Data records –
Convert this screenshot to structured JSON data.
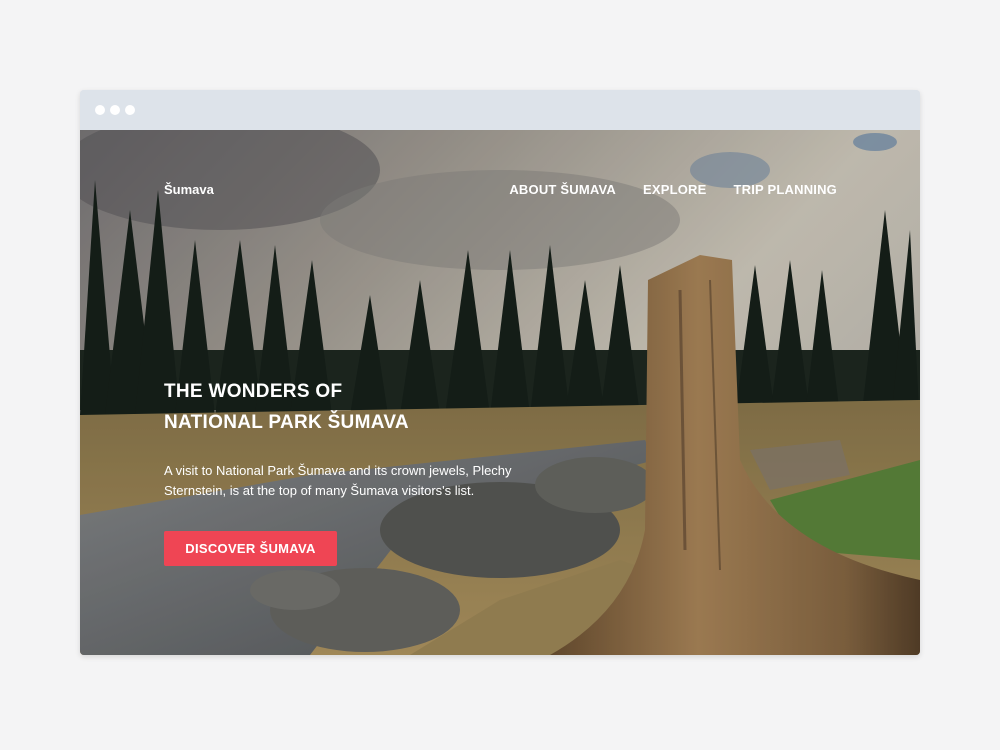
{
  "window": {
    "dots": [
      "dot",
      "dot",
      "dot"
    ]
  },
  "header": {
    "logo": "Šumava",
    "nav": [
      {
        "label": "ABOUT ŠUMAVA"
      },
      {
        "label": "EXPLORE"
      },
      {
        "label": "TRIP PLANNING"
      }
    ]
  },
  "hero": {
    "headline_line1": "THE WONDERS OF",
    "headline_line2": "NATIONAL PARK ŠUMAVA",
    "lead": "A visit to National Park Šumava and its crown jewels, Plechy Sternstein, is at the top of many Šumava visitors's list.",
    "cta_label": "DISCOVER ŠUMAVA",
    "background": "forest river landscape with a dead tree stump",
    "colors": {
      "accent": "#ef4554",
      "chrome": "#dde3ea",
      "page": "#f4f4f5"
    }
  }
}
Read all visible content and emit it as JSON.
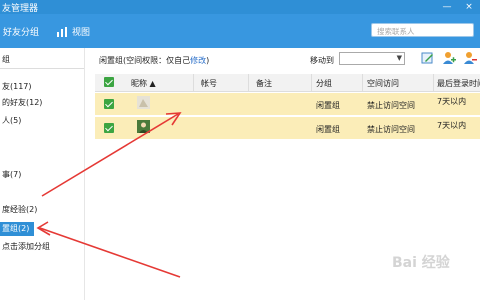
{
  "window": {
    "title": "友管理器",
    "minimize_glyph": "—",
    "close_glyph": "×"
  },
  "toolbar": {
    "add_group_label": "好友分组",
    "view_label": "视图",
    "search_placeholder": "搜索联系人"
  },
  "sidebar": {
    "header": "组",
    "groups": [
      {
        "label": "友(117)"
      },
      {
        "label": "的好友(12)"
      },
      {
        "label": "人(5)"
      },
      {
        "label": "事(7)"
      },
      {
        "label": "度经验(2)"
      },
      {
        "label": "置组(2)",
        "selected": true
      },
      {
        "label": "点击添加分组"
      }
    ]
  },
  "main": {
    "group_info_prefix": "闲置组(空间权限：仅自己",
    "group_info_edit": "修改",
    "group_info_suffix": ")",
    "move_label": "移动到",
    "move_value": "",
    "columns": [
      "昵称 ▲",
      "帐号",
      "备注",
      "分组",
      "空间访问",
      "最后登录时间"
    ],
    "rows": [
      {
        "nickname": "",
        "account": "",
        "note": "",
        "group": "闲置组",
        "space": "禁止访问空间",
        "last_login": "7天以内"
      },
      {
        "nickname": "",
        "account": "",
        "note": "",
        "group": "闲置组",
        "space": "禁止访问空间",
        "last_login": "7天以内"
      }
    ]
  },
  "watermark": {
    "text": "Bai 经验"
  },
  "colors": {
    "titlebar": "#2f8fd6",
    "toolbar": "#3897e0",
    "row_highlight": "#fbedb8",
    "arrow": "#e53935",
    "checkbox": "#3ca542"
  }
}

Written request – Except for the pictures, give all the material above again verbatim.

Solution for this problem –
Convert this screenshot to structured JSON data.
{
  "window": {
    "dots": [
      "dot",
      "dot",
      "dot"
    ]
  },
  "header": {
    "logo": "Šumava",
    "nav": [
      {
        "label": "ABOUT ŠUMAVA"
      },
      {
        "label": "EXPLORE"
      },
      {
        "label": "TRIP PLANNING"
      }
    ]
  },
  "hero": {
    "headline_line1": "THE WONDERS OF",
    "headline_line2": "NATIONAL PARK ŠUMAVA",
    "lead": "A visit to National Park Šumava and its crown jewels, Plechy Sternstein, is at the top of many Šumava visitors's list.",
    "cta_label": "DISCOVER ŠUMAVA",
    "background": "forest river landscape with a dead tree stump",
    "colors": {
      "accent": "#ef4554",
      "chrome": "#dde3ea",
      "page": "#f4f4f5"
    }
  }
}
Read all visible content and emit it as JSON.
{
  "window": {
    "title": "友管理器",
    "minimize_glyph": "—",
    "close_glyph": "×"
  },
  "toolbar": {
    "add_group_label": "好友分组",
    "view_label": "视图",
    "search_placeholder": "搜索联系人"
  },
  "sidebar": {
    "header": "组",
    "groups": [
      {
        "label": "友(117)"
      },
      {
        "label": "的好友(12)"
      },
      {
        "label": "人(5)"
      },
      {
        "label": "事(7)"
      },
      {
        "label": "度经验(2)"
      },
      {
        "label": "置组(2)",
        "selected": true
      },
      {
        "label": "点击添加分组"
      }
    ]
  },
  "main": {
    "group_info_prefix": "闲置组(空间权限：仅自己",
    "group_info_edit": "修改",
    "group_info_suffix": ")",
    "move_label": "移动到",
    "move_value": "",
    "columns": [
      "昵称 ▲",
      "帐号",
      "备注",
      "分组",
      "空间访问",
      "最后登录时间"
    ],
    "rows": [
      {
        "nickname": "",
        "account": "",
        "note": "",
        "group": "闲置组",
        "space": "禁止访问空间",
        "last_login": "7天以内"
      },
      {
        "nickname": "",
        "account": "",
        "note": "",
        "group": "闲置组",
        "space": "禁止访问空间",
        "last_login": "7天以内"
      }
    ]
  },
  "watermark": {
    "text": "Bai 经验"
  },
  "colors": {
    "titlebar": "#2f8fd6",
    "toolbar": "#3897e0",
    "row_highlight": "#fbedb8",
    "arrow": "#e53935",
    "checkbox": "#3ca542"
  }
}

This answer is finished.